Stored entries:
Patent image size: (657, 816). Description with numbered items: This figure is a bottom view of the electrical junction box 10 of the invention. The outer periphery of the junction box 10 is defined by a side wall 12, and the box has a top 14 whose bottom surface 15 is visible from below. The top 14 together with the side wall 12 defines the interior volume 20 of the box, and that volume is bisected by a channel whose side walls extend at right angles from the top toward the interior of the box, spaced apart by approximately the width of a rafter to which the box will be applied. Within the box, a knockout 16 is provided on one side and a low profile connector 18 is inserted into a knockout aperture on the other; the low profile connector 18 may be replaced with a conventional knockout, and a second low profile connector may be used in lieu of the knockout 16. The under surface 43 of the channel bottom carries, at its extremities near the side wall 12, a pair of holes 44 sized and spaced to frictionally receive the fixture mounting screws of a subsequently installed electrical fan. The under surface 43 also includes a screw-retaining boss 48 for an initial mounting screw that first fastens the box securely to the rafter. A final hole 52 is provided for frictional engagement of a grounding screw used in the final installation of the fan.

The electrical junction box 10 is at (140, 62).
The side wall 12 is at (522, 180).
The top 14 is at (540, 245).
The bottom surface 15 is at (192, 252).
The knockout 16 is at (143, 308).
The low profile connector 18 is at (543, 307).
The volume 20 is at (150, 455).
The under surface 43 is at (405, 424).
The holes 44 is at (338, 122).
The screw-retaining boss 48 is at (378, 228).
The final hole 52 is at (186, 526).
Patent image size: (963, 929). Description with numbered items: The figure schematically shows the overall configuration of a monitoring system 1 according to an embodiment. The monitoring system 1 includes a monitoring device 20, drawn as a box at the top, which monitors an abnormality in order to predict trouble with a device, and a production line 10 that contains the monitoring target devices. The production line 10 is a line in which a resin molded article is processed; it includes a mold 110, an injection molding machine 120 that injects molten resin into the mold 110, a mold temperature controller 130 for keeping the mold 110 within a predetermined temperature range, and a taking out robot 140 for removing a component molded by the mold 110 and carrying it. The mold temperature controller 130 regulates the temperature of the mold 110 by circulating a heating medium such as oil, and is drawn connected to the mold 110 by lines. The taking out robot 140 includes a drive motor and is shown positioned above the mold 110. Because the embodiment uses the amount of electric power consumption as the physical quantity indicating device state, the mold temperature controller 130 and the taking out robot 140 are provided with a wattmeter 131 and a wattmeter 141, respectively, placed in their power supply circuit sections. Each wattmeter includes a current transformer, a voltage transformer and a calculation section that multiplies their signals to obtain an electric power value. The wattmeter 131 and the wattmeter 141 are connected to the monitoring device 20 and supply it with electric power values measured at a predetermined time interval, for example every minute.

**STATED GOAL:** Convert all of the lines above into a JSON list of strings, one string per line, and leave out any blank lines.

**TASK RESPONSE:**
[
  "Patent image size: (657, 816). Description with numbered items: This figure is a bottom view of the electrical junction box 10 of the invention. The outer periphery of the junction box 10 is defined by a side wall 12, and the box has a top 14 whose bottom surface 15 is visible from below. The top 14 together with the side wall 12 defines the interior volume 20 of the box, and that volume is bisected by a channel whose side walls extend at right angles from the top toward the interior of the box, spaced apart by approximately the width of a rafter to which the box will be applied. Within the box, a knockout 16 is provided on one side and a low profile connector 18 is inserted into a knockout aperture on the other; the low profile connector 18 may be replaced with a conventional knockout, and a second low profile connector may be used in lieu of the knockout 16. The under surface 43 of the channel bottom carries, at its extremities near the side wall 12, a pair of holes 44 sized and spaced to frictionally receive the fixture mounting screws of a subsequently installed electrical fan. The under surface 43 also includes a screw-retaining boss 48 for an initial mounting screw that first fastens the box securely to the rafter. A final hole 52 is provided for frictional engagement of a grounding screw used in the final installation of the fan.",
  "The electrical junction box 10 is at (140, 62).",
  "The side wall 12 is at (522, 180).",
  "The top 14 is at (540, 245).",
  "The bottom surface 15 is at (192, 252).",
  "The knockout 16 is at (143, 308).",
  "The low profile connector 18 is at (543, 307).",
  "The volume 20 is at (150, 455).",
  "The under surface 43 is at (405, 424).",
  "The holes 44 is at (338, 122).",
  "The screw-retaining boss 48 is at (378, 228).",
  "The final hole 52 is at (186, 526).",
  "Patent image size: (963, 929). Description with numbered items: The figure schematically shows the overall configuration of a monitoring system 1 according to an embodiment. The monitoring system 1 includes a monitoring device 20, drawn as a box at the top, which monitors an abnormality in order to predict trouble with a device, and a production line 10 that contains the monitoring target devices. The production line 10 is a line in which a resin molded article is processed; it includes a mold 110, an injection molding machine 120 that injects molten resin into the mold 110, a mold temperature controller 130 for keeping the mold 110 within a predetermined temperature range, and a taking out robot 140 for removing a component molded by the mold 110 and carrying it. The mold temperature controller 130 regulates the temperature of the mold 110 by circulating a heating medium such as oil, and is drawn connected to the mold 110 by lines. The taking out robot 140 includes a drive motor and is shown positioned above the mold 110. Because the embodiment uses the amount of electric power consumption as the physical quantity indicating device state, the mold temperature controller 130 and the taking out robot 140 are provided with a wattmeter 131 and a wattmeter 141, respectively, placed in their power supply circuit sections. Each wattmeter includes a current transformer, a voltage transformer and a calculation section that multiplies their signals to obtain an electric power value. The wattmeter 131 and the wattmeter 141 are connected to the monitoring device 20 and supply it with electric power values measured at a predetermined time interval, for example every minute."
]